The problem
Retype each entry below, keeping every character the same.

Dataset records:
━━━━━━━━━━

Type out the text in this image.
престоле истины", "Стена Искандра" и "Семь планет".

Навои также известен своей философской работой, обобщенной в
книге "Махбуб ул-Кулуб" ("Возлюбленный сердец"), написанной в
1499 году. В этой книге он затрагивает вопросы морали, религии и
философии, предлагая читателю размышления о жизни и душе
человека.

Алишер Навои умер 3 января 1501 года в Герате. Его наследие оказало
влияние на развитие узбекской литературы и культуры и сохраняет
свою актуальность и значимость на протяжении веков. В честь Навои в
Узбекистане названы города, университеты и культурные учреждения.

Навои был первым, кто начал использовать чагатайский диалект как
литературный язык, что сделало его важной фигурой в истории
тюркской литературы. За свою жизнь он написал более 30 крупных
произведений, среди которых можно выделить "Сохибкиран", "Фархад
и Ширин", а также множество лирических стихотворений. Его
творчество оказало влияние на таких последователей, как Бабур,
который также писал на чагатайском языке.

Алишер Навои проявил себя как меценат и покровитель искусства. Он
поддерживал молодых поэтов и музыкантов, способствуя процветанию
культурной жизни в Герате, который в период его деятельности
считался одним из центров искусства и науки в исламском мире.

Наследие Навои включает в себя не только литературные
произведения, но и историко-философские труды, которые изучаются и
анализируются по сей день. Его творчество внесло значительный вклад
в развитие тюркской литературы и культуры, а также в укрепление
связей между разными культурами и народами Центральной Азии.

━━━━━━━━━━

Task result
Type out the text in this image.
престоле истины", "Стена Искандра" и "Семь планет".

Навои также известен своей философской работой, обобщенной в
книге "Махбуб ул-Кулуб" ("Возлюбленный сердец"), написанной в
1499 году. В этой книге он затрагивает вопросы морали, религии и
философии, предлагая читателю размышления о жизни и душе
человека.

Алишер Навои умер 3 января 1501 года в Герате. Его наследие оказало
влияние на развитие узбекской литературы и культуры и сохраняет
свою актуальность и значимость на протяжении веков. В честь Навои в
Узбекистане названы города, университеты и культурные учреждения.

Навои был первым, кто начал использовать чагатайский диалект как
литературный язык, что сделало его важной фигурой в истории
тюркской литературы. За свою жизнь он написал более 30 крупных
произведений, среди которых можно выделить "Сохибкиран", "Фархад
и Ширин", а также множество лирических стихотворений. Его
творчество оказало влияние на таких последователей, как Бабур,
который также писал на чагатайском языке.

Алишер Навои проявил себя как меценат и покровитель искусства. Он
поддерживал молодых поэтов и музыкантов, способствуя процветанию
культурной жизни в Герате, который в период его деятельности
считался одним из центров искусства и науки в исламском мире.

Наследие Навои включает в себя не только литературные
произведения, но и историко-философские труды, которые изучаются и
анализируются по сей день. Его творчество внесло значительный вклад
в развитие тюркской литературы и культуры, а также в укрепление
связей между разными культурами и народами Центральной Азии.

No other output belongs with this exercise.